EXERCISE PROMPT: Images should be left out, and everything else in the listing reproduced exactly.

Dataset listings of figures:
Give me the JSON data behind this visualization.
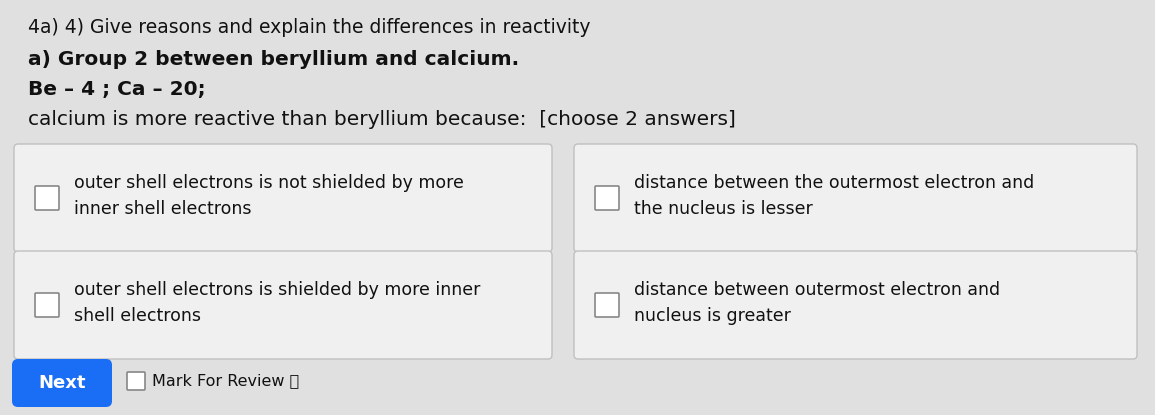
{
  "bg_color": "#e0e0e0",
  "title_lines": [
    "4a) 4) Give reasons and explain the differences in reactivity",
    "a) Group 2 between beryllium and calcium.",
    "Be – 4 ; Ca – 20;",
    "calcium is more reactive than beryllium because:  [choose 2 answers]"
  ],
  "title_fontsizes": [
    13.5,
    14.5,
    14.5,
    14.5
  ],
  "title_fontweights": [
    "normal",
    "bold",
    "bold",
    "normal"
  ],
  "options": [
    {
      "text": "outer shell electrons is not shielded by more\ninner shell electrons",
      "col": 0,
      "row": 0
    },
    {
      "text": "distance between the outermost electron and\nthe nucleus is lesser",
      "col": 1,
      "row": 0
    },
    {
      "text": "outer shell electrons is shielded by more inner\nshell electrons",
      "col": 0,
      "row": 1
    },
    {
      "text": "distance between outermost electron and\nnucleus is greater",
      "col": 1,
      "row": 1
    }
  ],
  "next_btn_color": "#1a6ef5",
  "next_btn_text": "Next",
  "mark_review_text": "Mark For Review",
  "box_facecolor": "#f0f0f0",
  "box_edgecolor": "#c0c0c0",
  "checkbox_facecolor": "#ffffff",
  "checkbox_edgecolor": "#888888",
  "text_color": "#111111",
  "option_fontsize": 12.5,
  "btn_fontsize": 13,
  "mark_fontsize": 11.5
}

REPLY:
Give me the JSON data behind this visualization.
{
  "bg_color": "#e0e0e0",
  "title_lines": [
    "4a) 4) Give reasons and explain the differences in reactivity",
    "a) Group 2 between beryllium and calcium.",
    "Be – 4 ; Ca – 20;",
    "calcium is more reactive than beryllium because:  [choose 2 answers]"
  ],
  "title_fontsizes": [
    13.5,
    14.5,
    14.5,
    14.5
  ],
  "title_fontweights": [
    "normal",
    "bold",
    "bold",
    "normal"
  ],
  "options": [
    {
      "text": "outer shell electrons is not shielded by more\ninner shell electrons",
      "col": 0,
      "row": 0
    },
    {
      "text": "distance between the outermost electron and\nthe nucleus is lesser",
      "col": 1,
      "row": 0
    },
    {
      "text": "outer shell electrons is shielded by more inner\nshell electrons",
      "col": 0,
      "row": 1
    },
    {
      "text": "distance between outermost electron and\nnucleus is greater",
      "col": 1,
      "row": 1
    }
  ],
  "next_btn_color": "#1a6ef5",
  "next_btn_text": "Next",
  "mark_review_text": "Mark For Review",
  "box_facecolor": "#f0f0f0",
  "box_edgecolor": "#c0c0c0",
  "checkbox_facecolor": "#ffffff",
  "checkbox_edgecolor": "#888888",
  "text_color": "#111111",
  "option_fontsize": 12.5,
  "btn_fontsize": 13,
  "mark_fontsize": 11.5
}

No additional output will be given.